__Raw records__.
--------------------------------

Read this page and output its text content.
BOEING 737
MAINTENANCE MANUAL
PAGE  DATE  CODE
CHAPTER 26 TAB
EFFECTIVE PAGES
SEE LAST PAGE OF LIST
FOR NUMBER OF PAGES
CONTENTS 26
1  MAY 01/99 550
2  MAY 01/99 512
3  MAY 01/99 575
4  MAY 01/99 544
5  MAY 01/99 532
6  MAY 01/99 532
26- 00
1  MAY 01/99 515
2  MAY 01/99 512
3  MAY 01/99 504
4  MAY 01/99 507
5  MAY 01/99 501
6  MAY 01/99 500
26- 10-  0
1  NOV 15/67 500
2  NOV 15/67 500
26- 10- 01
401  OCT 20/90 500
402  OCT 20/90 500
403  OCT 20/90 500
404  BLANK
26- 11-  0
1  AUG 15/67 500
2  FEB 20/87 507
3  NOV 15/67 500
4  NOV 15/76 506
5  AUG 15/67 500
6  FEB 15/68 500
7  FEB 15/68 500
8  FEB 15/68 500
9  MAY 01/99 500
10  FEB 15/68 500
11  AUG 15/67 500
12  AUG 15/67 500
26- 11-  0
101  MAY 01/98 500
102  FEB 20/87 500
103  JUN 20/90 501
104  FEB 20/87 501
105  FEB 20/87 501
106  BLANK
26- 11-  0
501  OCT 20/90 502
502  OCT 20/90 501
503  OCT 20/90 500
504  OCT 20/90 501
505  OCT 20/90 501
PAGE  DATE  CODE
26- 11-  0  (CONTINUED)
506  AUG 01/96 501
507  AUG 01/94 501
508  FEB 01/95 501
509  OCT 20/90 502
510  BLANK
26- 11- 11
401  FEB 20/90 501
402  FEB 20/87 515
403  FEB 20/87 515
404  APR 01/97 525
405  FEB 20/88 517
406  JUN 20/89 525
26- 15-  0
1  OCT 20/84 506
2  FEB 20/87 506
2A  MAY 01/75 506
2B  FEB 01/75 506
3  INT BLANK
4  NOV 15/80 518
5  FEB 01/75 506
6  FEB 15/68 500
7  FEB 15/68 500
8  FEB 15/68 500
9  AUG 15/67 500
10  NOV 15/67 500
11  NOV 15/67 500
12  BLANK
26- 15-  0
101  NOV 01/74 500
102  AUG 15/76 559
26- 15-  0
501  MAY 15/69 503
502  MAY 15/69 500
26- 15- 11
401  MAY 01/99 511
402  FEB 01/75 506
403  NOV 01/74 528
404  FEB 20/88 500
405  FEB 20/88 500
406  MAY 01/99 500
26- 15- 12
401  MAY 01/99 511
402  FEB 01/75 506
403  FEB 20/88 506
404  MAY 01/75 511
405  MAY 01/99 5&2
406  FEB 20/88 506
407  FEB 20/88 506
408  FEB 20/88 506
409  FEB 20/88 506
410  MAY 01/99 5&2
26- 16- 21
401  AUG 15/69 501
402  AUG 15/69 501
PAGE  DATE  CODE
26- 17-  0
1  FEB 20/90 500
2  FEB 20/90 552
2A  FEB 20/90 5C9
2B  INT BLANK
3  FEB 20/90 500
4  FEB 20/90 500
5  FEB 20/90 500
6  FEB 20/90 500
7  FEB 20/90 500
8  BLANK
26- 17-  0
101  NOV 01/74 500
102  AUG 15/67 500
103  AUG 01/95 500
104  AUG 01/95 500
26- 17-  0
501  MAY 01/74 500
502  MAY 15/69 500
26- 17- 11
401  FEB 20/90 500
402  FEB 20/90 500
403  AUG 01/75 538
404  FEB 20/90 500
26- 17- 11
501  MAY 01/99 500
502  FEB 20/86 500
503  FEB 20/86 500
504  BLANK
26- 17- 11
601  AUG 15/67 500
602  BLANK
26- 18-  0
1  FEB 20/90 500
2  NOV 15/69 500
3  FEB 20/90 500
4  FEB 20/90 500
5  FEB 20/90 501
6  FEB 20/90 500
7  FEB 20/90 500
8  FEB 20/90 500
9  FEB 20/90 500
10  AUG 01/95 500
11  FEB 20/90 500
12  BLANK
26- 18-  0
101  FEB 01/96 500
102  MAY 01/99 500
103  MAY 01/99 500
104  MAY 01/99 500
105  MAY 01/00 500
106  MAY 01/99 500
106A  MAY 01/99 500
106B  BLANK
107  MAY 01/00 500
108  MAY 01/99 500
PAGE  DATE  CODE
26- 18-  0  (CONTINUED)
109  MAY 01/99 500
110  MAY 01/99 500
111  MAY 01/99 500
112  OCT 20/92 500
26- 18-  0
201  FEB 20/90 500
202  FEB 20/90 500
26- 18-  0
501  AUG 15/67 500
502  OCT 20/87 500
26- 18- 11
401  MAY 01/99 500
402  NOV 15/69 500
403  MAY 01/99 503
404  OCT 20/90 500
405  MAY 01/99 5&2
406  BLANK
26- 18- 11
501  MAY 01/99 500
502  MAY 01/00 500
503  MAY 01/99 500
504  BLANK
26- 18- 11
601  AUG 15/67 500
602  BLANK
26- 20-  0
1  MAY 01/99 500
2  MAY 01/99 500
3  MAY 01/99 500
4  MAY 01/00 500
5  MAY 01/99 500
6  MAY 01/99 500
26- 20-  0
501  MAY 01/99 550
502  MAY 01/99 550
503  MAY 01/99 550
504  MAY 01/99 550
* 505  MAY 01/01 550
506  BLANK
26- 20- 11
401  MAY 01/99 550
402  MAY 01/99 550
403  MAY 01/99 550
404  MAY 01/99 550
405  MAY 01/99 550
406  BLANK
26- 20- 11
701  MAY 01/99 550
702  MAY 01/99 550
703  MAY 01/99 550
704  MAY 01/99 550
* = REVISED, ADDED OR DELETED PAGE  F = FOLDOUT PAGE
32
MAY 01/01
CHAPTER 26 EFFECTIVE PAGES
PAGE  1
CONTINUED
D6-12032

--------------------------------

__WHAT YOU ARE ASKED TO DO__. In the listing, find each line with the string "CHAPTER" and copy it.

__EXERCISE SOLUTION__.
CHAPTER 26 TAB
CHAPTER 26 EFFECTIVE PAGES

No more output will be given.